Supplied data:
━━━━━━━━

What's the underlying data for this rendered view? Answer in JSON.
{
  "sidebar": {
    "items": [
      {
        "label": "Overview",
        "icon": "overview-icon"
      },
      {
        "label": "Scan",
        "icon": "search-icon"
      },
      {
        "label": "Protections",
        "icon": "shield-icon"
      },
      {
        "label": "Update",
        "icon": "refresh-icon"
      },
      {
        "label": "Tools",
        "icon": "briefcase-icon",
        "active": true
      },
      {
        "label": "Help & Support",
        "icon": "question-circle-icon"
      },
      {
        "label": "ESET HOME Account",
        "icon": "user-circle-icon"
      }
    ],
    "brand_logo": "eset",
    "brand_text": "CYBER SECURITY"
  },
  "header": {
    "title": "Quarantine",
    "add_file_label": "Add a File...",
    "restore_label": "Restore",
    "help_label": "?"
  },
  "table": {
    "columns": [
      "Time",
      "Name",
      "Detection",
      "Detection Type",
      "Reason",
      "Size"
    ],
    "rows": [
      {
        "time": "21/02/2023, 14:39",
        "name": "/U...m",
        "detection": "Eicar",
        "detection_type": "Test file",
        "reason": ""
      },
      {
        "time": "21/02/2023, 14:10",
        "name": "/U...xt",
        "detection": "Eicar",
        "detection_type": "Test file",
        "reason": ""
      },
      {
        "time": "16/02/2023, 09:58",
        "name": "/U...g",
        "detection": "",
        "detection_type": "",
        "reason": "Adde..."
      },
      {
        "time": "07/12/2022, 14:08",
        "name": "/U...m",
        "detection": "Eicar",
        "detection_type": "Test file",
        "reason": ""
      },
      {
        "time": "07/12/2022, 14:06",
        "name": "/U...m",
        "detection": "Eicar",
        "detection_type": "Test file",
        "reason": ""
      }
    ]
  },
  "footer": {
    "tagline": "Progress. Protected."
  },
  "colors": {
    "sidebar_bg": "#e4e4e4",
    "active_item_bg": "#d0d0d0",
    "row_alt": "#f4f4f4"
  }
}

━━━━━━━━

Given exercise: Would you reproduce the material above in full, exactly as given?

Reply:
What's the underlying data for this rendered view? Answer in JSON.
{
  "sidebar": {
    "items": [
      {
        "label": "Overview",
        "icon": "overview-icon"
      },
      {
        "label": "Scan",
        "icon": "search-icon"
      },
      {
        "label": "Protections",
        "icon": "shield-icon"
      },
      {
        "label": "Update",
        "icon": "refresh-icon"
      },
      {
        "label": "Tools",
        "icon": "briefcase-icon",
        "active": true
      },
      {
        "label": "Help & Support",
        "icon": "question-circle-icon"
      },
      {
        "label": "ESET HOME Account",
        "icon": "user-circle-icon"
      }
    ],
    "brand_logo": "eset",
    "brand_text": "CYBER SECURITY"
  },
  "header": {
    "title": "Quarantine",
    "add_file_label": "Add a File...",
    "restore_label": "Restore",
    "help_label": "?"
  },
  "table": {
    "columns": [
      "Time",
      "Name",
      "Detection",
      "Detection Type",
      "Reason",
      "Size"
    ],
    "rows": [
      {
        "time": "21/02/2023, 14:39",
        "name": "/U...m",
        "detection": "Eicar",
        "detection_type": "Test file",
        "reason": ""
      },
      {
        "time": "21/02/2023, 14:10",
        "name": "/U...xt",
        "detection": "Eicar",
        "detection_type": "Test file",
        "reason": ""
      },
      {
        "time": "16/02/2023, 09:58",
        "name": "/U...g",
        "detection": "",
        "detection_type": "",
        "reason": "Adde..."
      },
      {
        "time": "07/12/2022, 14:08",
        "name": "/U...m",
        "detection": "Eicar",
        "detection_type": "Test file",
        "reason": ""
      },
      {
        "time": "07/12/2022, 14:06",
        "name": "/U...m",
        "detection": "Eicar",
        "detection_type": "Test file",
        "reason": ""
      }
    ]
  },
  "footer": {
    "tagline": "Progress. Protected."
  },
  "colors": {
    "sidebar_bg": "#e4e4e4",
    "active_item_bg": "#d0d0d0",
    "row_alt": "#f4f4f4"
  }
}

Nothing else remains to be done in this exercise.